■ **Stated task**
Don't copy the pictures; return every other part of the records exactly.

Stored data:
....
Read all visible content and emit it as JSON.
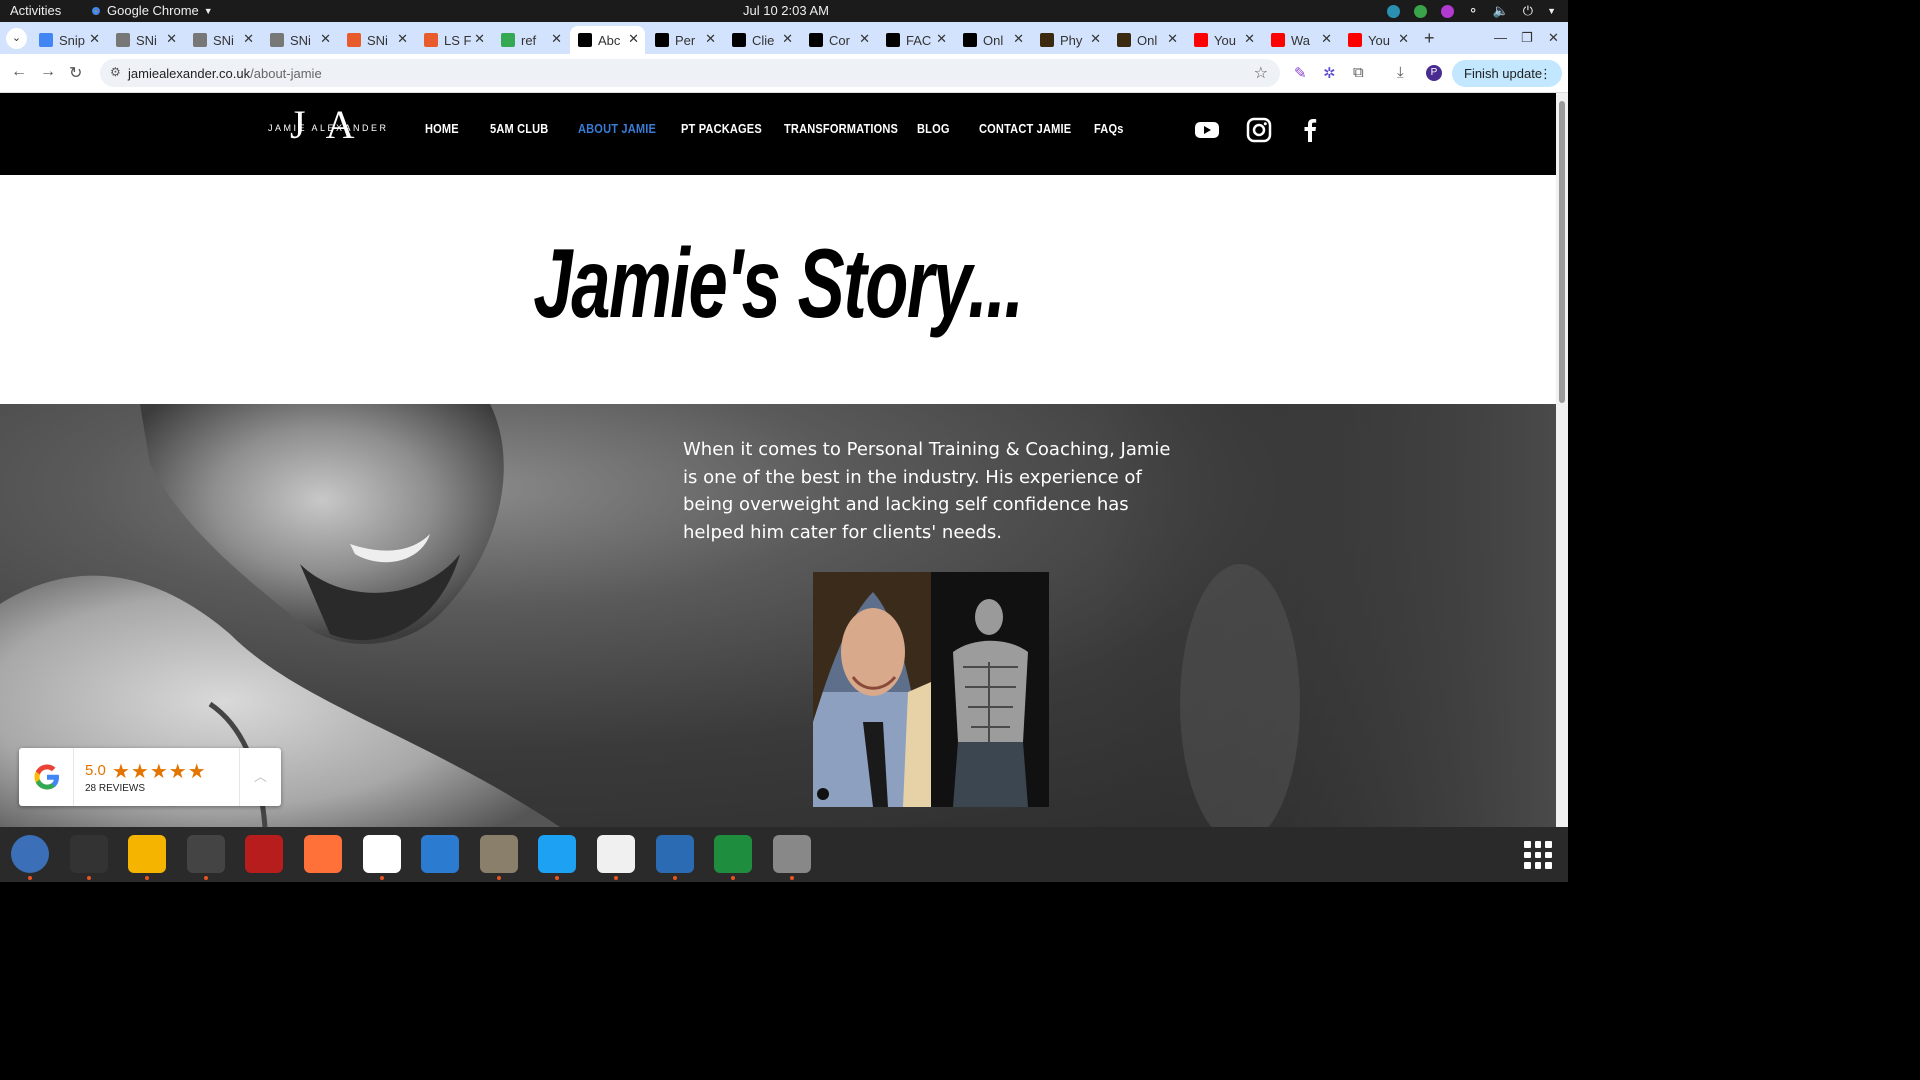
{
  "system_bar": {
    "activities": "Activities",
    "app_name": "Google Chrome",
    "clock": "Jul 10  2:03 AM"
  },
  "tabs": [
    {
      "title": "Snip",
      "color": "#4285f4"
    },
    {
      "title": "SNi",
      "color": "#777777"
    },
    {
      "title": "SNi",
      "color": "#777777"
    },
    {
      "title": "SNi",
      "color": "#777777"
    },
    {
      "title": "SNi",
      "color": "#e85b2c"
    },
    {
      "title": "LS F",
      "color": "#e85b2c"
    },
    {
      "title": "ref",
      "color": "#34a853"
    },
    {
      "title": "Abc",
      "color": "#000000"
    },
    {
      "title": "Per",
      "color": "#000000"
    },
    {
      "title": "Clie",
      "color": "#000000"
    },
    {
      "title": "Cor",
      "color": "#000000"
    },
    {
      "title": "FAC",
      "color": "#000000"
    },
    {
      "title": "Onl",
      "color": "#000000"
    },
    {
      "title": "Phy",
      "color": "#3b2a10"
    },
    {
      "title": "Onl",
      "color": "#3b2a10"
    },
    {
      "title": "You",
      "color": "#ff0000"
    },
    {
      "title": "Wa",
      "color": "#ff0000"
    },
    {
      "title": "You",
      "color": "#ff0000"
    }
  ],
  "active_tab_index": 7,
  "address_bar": {
    "domain": "jamiealexander.co.uk",
    "path": "/about-jamie"
  },
  "toolbar": {
    "finish_update": "Finish update",
    "avatar_letter": "P"
  },
  "site": {
    "logo_letters": "JA",
    "logo_name": "JAMIE ALEXANDER",
    "nav": [
      "HOME",
      "5AM CLUB",
      "ABOUT JAMIE",
      "PT PACKAGES",
      "TRANSFORMATIONS",
      "BLOG",
      "CONTACT JAMIE",
      "FAQs"
    ],
    "active_nav": "ABOUT JAMIE",
    "hero_title": "Jamie's Story...",
    "story_text": "When it comes to Personal Training & Coaching, Jamie is one of the best in the industry. His experience of being overweight and lacking self confidence has helped him cater for clients' needs."
  },
  "reviews_widget": {
    "score": "5.0",
    "stars": "★★★★★",
    "count": "28 REVIEWS"
  },
  "colors": {
    "active_nav": "#3a7bd5",
    "tabstrip": "#d3e3fd",
    "finish_update_bg": "#c2e7ff",
    "review_orange": "#e37400"
  },
  "dock_apps": [
    "thunderbird-icon",
    "terminal-icon",
    "calculator-icon",
    "system-monitor-icon",
    "filezilla-icon",
    "firefox-icon",
    "chrome-icon",
    "vscode-icon",
    "files-icon",
    "skype-icon",
    "text-editor-icon",
    "writer-icon",
    "calc-icon",
    "disk-icon"
  ]
}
....
■ **Task output**
Read all visible content and emit it as JSON.
{
  "system_bar": {
    "activities": "Activities",
    "app_name": "Google Chrome",
    "clock": "Jul 10  2:03 AM"
  },
  "tabs": [
    {
      "title": "Snip",
      "color": "#4285f4"
    },
    {
      "title": "SNi",
      "color": "#777777"
    },
    {
      "title": "SNi",
      "color": "#777777"
    },
    {
      "title": "SNi",
      "color": "#777777"
    },
    {
      "title": "SNi",
      "color": "#e85b2c"
    },
    {
      "title": "LS F",
      "color": "#e85b2c"
    },
    {
      "title": "ref",
      "color": "#34a853"
    },
    {
      "title": "Abc",
      "color": "#000000"
    },
    {
      "title": "Per",
      "color": "#000000"
    },
    {
      "title": "Clie",
      "color": "#000000"
    },
    {
      "title": "Cor",
      "color": "#000000"
    },
    {
      "title": "FAC",
      "color": "#000000"
    },
    {
      "title": "Onl",
      "color": "#000000"
    },
    {
      "title": "Phy",
      "color": "#3b2a10"
    },
    {
      "title": "Onl",
      "color": "#3b2a10"
    },
    {
      "title": "You",
      "color": "#ff0000"
    },
    {
      "title": "Wa",
      "color": "#ff0000"
    },
    {
      "title": "You",
      "color": "#ff0000"
    }
  ],
  "active_tab_index": 7,
  "address_bar": {
    "domain": "jamiealexander.co.uk",
    "path": "/about-jamie"
  },
  "toolbar": {
    "finish_update": "Finish update",
    "avatar_letter": "P"
  },
  "site": {
    "logo_letters": "JA",
    "logo_name": "JAMIE ALEXANDER",
    "nav": [
      "HOME",
      "5AM CLUB",
      "ABOUT JAMIE",
      "PT PACKAGES",
      "TRANSFORMATIONS",
      "BLOG",
      "CONTACT JAMIE",
      "FAQs"
    ],
    "active_nav": "ABOUT JAMIE",
    "hero_title": "Jamie's Story...",
    "story_text": "When it comes to Personal Training & Coaching, Jamie is one of the best in the industry. His experience of being overweight and lacking self confidence has helped him cater for clients' needs."
  },
  "reviews_widget": {
    "score": "5.0",
    "stars": "★★★★★",
    "count": "28 REVIEWS"
  },
  "colors": {
    "active_nav": "#3a7bd5",
    "tabstrip": "#d3e3fd",
    "finish_update_bg": "#c2e7ff",
    "review_orange": "#e37400"
  },
  "dock_apps": [
    "thunderbird-icon",
    "terminal-icon",
    "calculator-icon",
    "system-monitor-icon",
    "filezilla-icon",
    "firefox-icon",
    "chrome-icon",
    "vscode-icon",
    "files-icon",
    "skype-icon",
    "text-editor-icon",
    "writer-icon",
    "calc-icon",
    "disk-icon"
  ]
}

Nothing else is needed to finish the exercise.